# Short problem:
Check each line of the listing below for the string "User", and copy the ones that have it.

# Records excerpted from a collection:

▼

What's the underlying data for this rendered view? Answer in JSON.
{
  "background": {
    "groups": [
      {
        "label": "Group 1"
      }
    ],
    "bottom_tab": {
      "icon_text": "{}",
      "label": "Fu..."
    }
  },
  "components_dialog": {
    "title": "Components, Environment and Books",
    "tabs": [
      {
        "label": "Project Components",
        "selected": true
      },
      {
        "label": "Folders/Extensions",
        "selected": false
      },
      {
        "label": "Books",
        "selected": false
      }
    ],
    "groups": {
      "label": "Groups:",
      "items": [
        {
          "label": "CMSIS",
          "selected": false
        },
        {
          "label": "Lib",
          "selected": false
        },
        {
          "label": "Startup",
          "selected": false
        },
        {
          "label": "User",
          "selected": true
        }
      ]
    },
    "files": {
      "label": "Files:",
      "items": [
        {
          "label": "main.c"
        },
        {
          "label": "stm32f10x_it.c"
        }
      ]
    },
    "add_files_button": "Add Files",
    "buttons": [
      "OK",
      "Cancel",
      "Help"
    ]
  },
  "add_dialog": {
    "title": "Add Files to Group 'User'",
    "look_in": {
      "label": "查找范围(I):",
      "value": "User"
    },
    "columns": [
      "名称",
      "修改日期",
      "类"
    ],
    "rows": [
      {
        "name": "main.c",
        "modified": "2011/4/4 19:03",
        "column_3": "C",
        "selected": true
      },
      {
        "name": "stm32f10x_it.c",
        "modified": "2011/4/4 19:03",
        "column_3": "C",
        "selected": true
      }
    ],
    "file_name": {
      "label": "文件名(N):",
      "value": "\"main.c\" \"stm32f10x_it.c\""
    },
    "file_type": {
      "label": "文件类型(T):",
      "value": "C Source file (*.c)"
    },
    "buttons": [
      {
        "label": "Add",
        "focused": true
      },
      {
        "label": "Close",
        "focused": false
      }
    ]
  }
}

▲

# Exercise output:
          "label": "User",
    "title": "Add Files to Group 'User'",
      "value": "User"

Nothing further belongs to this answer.